> _Task instructions_: Retype all of the listing exactly, passing over any picture you find.

> _Data extract_:
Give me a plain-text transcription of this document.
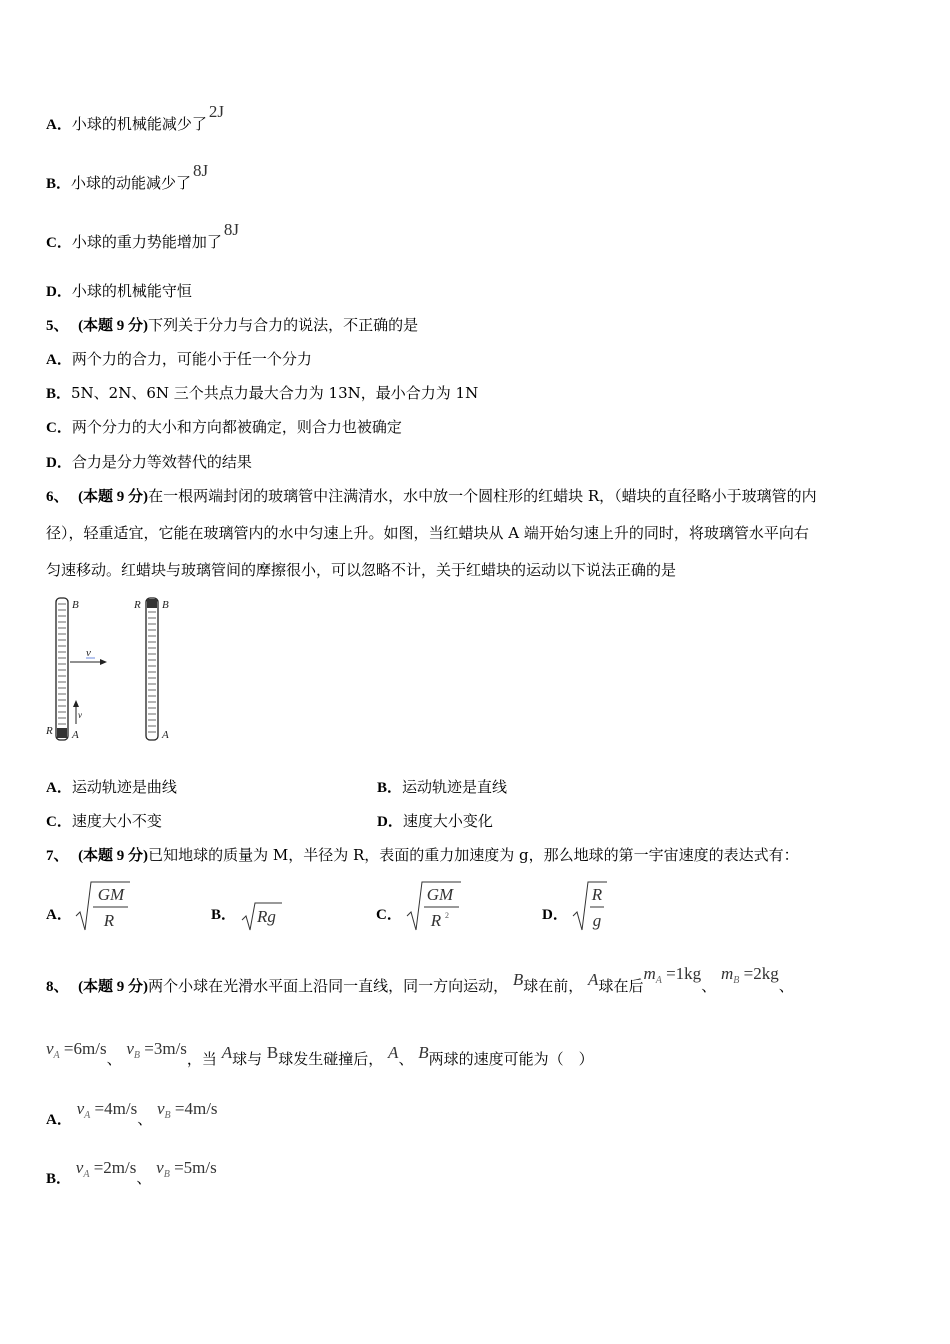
A．小球的机械能减少了2J
B．小球的动能减少了8J
C．小球的重力势能增加了8J
D．小球的机械能守恒
5、 (本题 9 分)下列关于分力与合力的说法，不正确的是
A．两个力的合力，可能小于任一个分力
B．5N、2N、6N 三个共点力最大合力为 13N，最小合力为 1N
C．两个分力的大小和方向都被确定，则合力也被确定
D．合力是分力等效替代的结果
6、 (本题 9 分)在一根两端封闭的玻璃管中注满清水，水中放一个圆柱形的红蜡块 R，（蜡块的直径略小于玻璃管的内
径），轻重适宜，它能在玻璃管内的水中匀速上升。如图，当红蜡块从 A 端开始匀速上升的同时，将玻璃管水平向右
匀速移动。红蜡块与玻璃管间的摩擦很小，可以忽略不计，关于红蜡块的运动以下说法正确的是
B
A
R
v
v
B
A
R
A．运动轨迹是曲线	B．运动轨迹是直线
C．速度大小不变	D．速度大小变化
7、 (本题 9 分)已知地球的质量为 M，半径为 R，表面的重力加速度为 g，那么地球的第一宇宙速度的表达式有：
A．
GM
R	B． Rg	C．
GM
R 2	D．
R
g
8、 (本题 9 分)两个小球在光滑水平面上沿同一直线，同一方向运动， B球在前， A球在后$m_A =1kg$、 $m_B =2kg$、
$v_A =6m/s$、 $v_B =3m/s$，当 A球与 B球发生碰撞后， A、 B两球的速度可能为（　）
A． $v_A =4m/s$、 $v_B =4m/s$
B． $v_A =2m/s$、 $v_B =5m/s$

> _Output for this exercise_:
Give me a plain-text transcription of this document.
A．小球的机械能减少了2J
B．小球的动能减少了8J
C．小球的重力势能增加了8J
D．小球的机械能守恒
5、 (本题 9 分)下列关于分力与合力的说法，不正确的是
A．两个力的合力，可能小于任一个分力
B．5N、2N、6N 三个共点力最大合力为 13N，最小合力为 1N
C．两个分力的大小和方向都被确定，则合力也被确定
D．合力是分力等效替代的结果
6、 (本题 9 分)在一根两端封闭的玻璃管中注满清水，水中放一个圆柱形的红蜡块 R，（蜡块的直径略小于玻璃管的内
径），轻重适宜，它能在玻璃管内的水中匀速上升。如图，当红蜡块从 A 端开始匀速上升的同时，将玻璃管水平向右
匀速移动。红蜡块与玻璃管间的摩擦很小，可以忽略不计，关于红蜡块的运动以下说法正确的是
B
A
R
v
v
B
A
R
A．运动轨迹是曲线	B．运动轨迹是直线
C．速度大小不变	D．速度大小变化
7、 (本题 9 分)已知地球的质量为 M，半径为 R，表面的重力加速度为 g，那么地球的第一宇宙速度的表达式有：
A．
GM
R	B． Rg	C．
GM
R 2	D．
R
g
8、 (本题 9 分)两个小球在光滑水平面上沿同一直线，同一方向运动， B球在前， A球在后$m_A =1kg$、 $m_B =2kg$、
$v_A =6m/s$、 $v_B =3m/s$，当 A球与 B球发生碰撞后， A、 B两球的速度可能为（　）
A． $v_A =4m/s$、 $v_B =4m/s$
B． $v_A =2m/s$、 $v_B =5m/s$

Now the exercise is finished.